Data entries:
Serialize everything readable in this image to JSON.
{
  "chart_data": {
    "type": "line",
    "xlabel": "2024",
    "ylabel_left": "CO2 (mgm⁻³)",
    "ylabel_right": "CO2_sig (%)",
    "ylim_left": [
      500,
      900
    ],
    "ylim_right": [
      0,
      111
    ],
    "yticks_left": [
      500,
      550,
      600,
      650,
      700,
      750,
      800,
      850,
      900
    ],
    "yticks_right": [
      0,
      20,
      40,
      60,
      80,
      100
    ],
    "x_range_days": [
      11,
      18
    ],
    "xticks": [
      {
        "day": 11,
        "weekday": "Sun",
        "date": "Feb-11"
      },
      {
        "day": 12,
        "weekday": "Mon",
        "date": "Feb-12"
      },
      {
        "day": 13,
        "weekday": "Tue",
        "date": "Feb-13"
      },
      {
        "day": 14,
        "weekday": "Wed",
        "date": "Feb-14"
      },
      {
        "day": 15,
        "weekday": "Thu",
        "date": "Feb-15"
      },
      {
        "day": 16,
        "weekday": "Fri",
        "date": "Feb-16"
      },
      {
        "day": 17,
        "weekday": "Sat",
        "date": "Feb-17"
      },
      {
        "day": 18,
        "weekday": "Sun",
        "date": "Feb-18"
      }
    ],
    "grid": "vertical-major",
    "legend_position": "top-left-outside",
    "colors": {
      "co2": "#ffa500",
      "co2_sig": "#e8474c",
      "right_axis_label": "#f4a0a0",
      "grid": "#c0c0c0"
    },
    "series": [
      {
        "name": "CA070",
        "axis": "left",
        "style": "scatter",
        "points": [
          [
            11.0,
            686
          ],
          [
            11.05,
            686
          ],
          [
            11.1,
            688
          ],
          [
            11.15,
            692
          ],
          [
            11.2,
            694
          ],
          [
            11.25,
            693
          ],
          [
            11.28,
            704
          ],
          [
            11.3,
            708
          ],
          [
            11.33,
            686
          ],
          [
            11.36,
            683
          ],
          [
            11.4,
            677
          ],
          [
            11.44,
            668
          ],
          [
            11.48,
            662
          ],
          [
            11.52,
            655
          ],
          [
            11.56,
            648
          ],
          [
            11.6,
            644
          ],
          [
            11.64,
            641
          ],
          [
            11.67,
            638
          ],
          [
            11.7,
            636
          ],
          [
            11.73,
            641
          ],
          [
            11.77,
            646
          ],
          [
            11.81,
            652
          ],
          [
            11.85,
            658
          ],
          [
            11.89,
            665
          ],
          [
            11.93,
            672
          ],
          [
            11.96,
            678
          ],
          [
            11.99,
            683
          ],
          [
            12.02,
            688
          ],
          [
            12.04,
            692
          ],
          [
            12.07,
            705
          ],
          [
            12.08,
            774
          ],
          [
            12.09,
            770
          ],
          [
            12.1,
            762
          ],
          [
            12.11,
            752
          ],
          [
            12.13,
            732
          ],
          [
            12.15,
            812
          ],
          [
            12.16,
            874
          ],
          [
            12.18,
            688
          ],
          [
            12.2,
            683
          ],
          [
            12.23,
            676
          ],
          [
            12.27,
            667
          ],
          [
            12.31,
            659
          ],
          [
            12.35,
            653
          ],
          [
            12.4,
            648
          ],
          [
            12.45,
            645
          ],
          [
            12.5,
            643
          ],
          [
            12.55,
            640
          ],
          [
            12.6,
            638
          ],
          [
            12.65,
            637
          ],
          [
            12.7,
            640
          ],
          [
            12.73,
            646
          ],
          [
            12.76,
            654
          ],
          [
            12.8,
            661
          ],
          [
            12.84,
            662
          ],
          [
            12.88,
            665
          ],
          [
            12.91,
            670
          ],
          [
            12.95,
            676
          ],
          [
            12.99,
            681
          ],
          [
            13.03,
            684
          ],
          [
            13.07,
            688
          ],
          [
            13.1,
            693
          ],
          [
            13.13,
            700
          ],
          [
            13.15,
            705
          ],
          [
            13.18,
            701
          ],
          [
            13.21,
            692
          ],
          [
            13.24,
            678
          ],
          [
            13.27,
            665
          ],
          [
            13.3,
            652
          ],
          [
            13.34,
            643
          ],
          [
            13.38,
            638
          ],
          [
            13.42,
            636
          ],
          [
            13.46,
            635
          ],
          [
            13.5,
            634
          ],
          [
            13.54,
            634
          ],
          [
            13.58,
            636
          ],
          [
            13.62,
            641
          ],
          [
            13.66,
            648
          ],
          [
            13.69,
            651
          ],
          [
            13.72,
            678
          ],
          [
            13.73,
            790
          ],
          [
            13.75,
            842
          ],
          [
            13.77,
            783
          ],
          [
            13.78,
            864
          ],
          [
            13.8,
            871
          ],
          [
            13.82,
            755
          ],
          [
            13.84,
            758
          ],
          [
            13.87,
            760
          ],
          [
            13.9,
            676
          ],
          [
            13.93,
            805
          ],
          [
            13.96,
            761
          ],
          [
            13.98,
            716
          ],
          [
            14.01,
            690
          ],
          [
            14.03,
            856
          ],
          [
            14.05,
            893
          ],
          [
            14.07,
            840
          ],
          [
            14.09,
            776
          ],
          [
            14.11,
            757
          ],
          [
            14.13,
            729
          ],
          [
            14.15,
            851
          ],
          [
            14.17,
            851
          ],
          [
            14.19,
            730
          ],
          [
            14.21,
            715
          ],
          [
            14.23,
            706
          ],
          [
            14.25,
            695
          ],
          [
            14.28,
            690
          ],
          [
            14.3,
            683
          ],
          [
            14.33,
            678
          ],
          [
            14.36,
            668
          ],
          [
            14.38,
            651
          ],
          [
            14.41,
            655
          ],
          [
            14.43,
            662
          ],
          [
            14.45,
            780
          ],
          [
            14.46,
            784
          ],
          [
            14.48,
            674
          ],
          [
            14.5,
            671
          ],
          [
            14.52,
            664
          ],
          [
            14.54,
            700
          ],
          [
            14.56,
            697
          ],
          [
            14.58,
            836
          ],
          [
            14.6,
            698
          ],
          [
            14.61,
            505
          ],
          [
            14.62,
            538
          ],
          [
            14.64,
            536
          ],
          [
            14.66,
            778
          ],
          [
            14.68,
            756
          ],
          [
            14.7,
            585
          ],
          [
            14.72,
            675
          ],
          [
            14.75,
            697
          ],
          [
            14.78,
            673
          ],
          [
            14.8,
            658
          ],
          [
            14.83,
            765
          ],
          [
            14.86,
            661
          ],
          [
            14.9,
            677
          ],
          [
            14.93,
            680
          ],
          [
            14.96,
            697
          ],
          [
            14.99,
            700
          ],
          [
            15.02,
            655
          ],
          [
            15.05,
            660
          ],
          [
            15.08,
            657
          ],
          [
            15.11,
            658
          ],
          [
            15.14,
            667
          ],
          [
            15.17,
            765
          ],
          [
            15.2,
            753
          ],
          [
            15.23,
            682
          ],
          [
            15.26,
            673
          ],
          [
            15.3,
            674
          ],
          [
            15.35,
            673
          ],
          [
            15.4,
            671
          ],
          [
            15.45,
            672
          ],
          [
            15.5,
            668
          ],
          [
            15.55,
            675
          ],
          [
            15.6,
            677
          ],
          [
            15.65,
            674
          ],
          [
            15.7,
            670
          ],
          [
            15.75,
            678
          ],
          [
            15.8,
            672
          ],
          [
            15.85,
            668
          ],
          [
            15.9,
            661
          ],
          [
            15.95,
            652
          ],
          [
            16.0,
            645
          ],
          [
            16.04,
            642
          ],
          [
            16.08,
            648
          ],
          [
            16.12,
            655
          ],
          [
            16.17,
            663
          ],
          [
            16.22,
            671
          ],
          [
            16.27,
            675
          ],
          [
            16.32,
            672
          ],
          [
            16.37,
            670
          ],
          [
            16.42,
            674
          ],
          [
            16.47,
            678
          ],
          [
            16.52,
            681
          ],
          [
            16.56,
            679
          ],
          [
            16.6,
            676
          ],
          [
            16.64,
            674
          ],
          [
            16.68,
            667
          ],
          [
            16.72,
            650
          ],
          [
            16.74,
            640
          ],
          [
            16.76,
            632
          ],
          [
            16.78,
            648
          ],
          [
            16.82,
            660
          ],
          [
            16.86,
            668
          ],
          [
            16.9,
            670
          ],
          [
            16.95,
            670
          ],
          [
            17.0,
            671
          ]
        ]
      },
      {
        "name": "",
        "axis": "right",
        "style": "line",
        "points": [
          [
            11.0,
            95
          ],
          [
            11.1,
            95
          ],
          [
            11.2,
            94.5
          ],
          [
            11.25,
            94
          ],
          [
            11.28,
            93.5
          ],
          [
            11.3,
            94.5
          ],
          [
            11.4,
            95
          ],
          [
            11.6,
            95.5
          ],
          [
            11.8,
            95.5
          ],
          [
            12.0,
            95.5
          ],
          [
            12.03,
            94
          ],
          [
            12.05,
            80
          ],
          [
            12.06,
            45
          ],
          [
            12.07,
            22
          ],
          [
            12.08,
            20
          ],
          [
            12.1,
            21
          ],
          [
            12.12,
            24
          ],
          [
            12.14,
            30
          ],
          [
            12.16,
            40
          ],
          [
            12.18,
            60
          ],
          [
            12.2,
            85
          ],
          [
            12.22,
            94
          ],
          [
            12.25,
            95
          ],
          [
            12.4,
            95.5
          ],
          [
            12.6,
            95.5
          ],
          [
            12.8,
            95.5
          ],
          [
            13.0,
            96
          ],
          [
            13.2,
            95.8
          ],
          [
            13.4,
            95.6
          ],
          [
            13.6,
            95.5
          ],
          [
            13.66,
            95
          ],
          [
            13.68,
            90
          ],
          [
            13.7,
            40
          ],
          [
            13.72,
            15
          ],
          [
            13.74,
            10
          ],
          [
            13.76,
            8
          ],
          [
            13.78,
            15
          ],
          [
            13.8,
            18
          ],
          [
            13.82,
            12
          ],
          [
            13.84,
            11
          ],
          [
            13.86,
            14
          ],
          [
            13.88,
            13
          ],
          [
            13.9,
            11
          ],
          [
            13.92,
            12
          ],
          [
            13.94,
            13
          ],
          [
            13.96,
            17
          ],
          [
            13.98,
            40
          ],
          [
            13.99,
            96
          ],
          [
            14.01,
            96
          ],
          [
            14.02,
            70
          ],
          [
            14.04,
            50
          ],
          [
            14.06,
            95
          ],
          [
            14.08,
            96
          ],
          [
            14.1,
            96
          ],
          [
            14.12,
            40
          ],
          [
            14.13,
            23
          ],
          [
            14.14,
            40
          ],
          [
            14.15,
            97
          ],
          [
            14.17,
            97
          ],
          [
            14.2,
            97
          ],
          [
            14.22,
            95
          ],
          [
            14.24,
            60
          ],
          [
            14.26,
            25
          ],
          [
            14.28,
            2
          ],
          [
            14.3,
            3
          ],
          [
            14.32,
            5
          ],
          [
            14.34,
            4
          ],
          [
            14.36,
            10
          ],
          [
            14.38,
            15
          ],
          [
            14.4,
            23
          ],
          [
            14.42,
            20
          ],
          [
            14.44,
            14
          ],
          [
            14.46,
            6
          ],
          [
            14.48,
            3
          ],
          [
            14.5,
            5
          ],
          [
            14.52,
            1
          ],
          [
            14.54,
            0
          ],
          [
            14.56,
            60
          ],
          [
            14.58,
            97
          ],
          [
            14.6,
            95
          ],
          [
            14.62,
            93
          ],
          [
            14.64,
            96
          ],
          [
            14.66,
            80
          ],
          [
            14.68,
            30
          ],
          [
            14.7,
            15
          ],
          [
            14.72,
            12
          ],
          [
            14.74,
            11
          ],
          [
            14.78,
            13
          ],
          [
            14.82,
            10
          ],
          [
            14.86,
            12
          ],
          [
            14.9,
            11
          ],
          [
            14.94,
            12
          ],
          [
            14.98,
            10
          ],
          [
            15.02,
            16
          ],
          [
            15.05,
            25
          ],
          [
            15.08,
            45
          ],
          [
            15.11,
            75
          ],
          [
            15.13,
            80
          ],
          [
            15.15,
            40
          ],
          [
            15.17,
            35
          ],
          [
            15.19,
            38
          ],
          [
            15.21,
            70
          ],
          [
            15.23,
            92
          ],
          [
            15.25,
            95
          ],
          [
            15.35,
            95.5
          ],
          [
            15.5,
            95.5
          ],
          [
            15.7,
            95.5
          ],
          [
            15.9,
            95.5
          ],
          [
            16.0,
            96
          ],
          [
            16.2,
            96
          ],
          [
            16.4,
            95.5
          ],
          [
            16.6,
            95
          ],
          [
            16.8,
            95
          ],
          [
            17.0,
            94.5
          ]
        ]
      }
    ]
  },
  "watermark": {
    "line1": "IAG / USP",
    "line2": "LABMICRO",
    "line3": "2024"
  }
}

---

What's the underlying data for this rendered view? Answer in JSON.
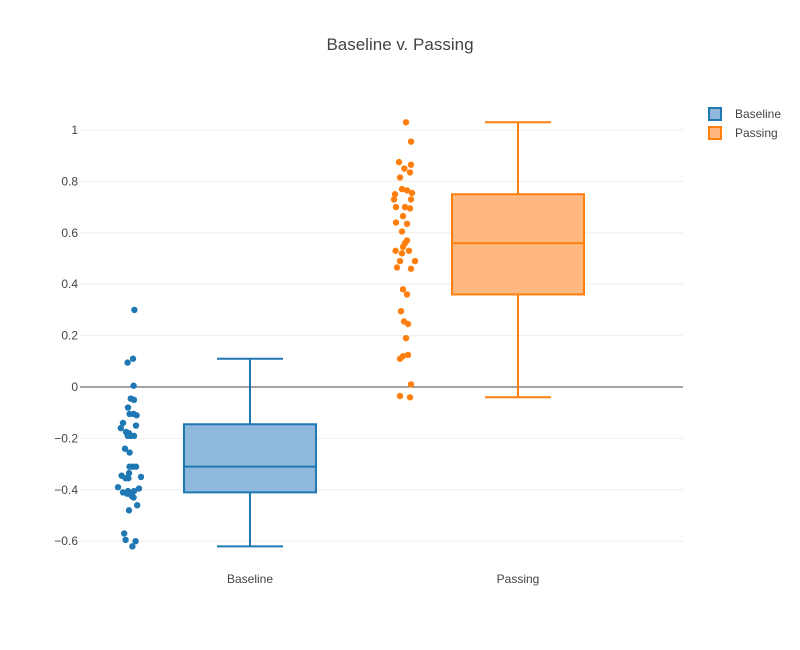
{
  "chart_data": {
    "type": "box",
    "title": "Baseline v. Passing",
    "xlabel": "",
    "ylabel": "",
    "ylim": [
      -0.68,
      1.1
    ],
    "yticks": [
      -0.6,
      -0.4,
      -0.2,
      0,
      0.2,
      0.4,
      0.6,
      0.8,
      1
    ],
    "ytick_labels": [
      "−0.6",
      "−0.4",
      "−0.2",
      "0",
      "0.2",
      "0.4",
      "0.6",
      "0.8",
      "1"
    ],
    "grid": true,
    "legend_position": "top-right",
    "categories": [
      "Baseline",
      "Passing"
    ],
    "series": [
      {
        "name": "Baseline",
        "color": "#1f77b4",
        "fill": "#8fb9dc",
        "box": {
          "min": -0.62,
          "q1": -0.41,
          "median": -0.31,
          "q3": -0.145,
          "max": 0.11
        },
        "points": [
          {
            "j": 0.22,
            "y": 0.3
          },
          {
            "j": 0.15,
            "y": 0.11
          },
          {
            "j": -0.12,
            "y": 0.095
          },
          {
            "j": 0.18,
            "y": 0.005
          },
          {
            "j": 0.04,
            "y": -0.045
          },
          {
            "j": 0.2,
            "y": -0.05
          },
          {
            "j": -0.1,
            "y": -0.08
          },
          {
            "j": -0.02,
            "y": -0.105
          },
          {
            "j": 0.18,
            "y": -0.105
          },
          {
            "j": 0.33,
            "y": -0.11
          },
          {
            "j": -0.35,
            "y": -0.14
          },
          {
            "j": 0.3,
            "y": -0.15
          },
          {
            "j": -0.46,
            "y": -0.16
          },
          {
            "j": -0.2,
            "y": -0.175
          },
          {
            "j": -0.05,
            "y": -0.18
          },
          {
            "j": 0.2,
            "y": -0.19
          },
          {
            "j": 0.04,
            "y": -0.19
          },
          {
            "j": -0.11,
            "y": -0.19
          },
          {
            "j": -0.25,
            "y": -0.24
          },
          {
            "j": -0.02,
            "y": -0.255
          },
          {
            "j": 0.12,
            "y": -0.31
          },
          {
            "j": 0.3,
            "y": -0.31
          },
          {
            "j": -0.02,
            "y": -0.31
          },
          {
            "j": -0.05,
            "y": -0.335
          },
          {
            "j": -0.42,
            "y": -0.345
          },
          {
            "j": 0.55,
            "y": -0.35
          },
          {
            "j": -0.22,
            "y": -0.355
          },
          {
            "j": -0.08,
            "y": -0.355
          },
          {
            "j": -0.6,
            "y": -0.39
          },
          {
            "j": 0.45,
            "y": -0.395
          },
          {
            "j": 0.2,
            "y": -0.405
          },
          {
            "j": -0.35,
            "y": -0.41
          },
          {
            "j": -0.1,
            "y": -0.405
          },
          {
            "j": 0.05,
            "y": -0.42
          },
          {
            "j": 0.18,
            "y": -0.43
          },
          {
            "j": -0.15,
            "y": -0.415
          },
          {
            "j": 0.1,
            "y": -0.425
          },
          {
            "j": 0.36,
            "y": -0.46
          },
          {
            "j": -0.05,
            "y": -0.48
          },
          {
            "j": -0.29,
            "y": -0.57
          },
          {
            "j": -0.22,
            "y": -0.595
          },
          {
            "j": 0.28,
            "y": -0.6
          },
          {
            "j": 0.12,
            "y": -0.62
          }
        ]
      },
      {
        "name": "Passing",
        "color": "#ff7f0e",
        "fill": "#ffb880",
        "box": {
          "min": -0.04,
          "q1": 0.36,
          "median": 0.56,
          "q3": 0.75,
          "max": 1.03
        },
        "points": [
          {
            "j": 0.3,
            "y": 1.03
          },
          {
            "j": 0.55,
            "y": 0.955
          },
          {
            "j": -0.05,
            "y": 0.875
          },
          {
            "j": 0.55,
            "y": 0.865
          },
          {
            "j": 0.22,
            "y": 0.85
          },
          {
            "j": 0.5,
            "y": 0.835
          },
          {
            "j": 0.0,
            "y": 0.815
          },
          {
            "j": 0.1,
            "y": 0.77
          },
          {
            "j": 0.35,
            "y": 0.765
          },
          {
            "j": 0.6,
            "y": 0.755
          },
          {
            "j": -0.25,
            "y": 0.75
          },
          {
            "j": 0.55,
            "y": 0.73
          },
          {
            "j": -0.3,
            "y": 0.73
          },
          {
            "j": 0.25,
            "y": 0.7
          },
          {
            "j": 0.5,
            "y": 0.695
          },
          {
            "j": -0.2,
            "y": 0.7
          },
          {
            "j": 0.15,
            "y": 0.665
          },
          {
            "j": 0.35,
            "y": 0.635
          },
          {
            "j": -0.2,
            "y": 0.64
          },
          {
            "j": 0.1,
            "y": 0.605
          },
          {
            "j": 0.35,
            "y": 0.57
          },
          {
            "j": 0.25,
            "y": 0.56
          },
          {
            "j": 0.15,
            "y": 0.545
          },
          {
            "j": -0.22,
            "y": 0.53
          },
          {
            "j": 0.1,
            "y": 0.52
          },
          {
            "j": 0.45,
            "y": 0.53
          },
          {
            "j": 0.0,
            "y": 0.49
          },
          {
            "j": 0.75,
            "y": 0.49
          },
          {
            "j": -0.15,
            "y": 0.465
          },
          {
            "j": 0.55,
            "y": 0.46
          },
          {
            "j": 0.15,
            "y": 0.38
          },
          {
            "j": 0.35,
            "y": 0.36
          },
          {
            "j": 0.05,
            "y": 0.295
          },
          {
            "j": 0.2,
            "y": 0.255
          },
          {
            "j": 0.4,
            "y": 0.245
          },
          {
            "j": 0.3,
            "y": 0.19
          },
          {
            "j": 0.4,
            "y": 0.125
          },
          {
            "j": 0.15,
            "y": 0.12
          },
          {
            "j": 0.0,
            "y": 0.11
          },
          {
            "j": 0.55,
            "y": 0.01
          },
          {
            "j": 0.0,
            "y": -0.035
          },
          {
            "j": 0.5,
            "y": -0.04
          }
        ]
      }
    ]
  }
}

Set task: List each line of the entries that holds the string "weekday".

Exercise solution:
        "weekday": "Sun",
        "weekday": "Mon",
        "weekday": "Tue",
        "weekday": "Wed",
        "weekday": "Thu",
        "weekday": "Fri",
        "weekday": "Sat",
        "weekday": "Sun",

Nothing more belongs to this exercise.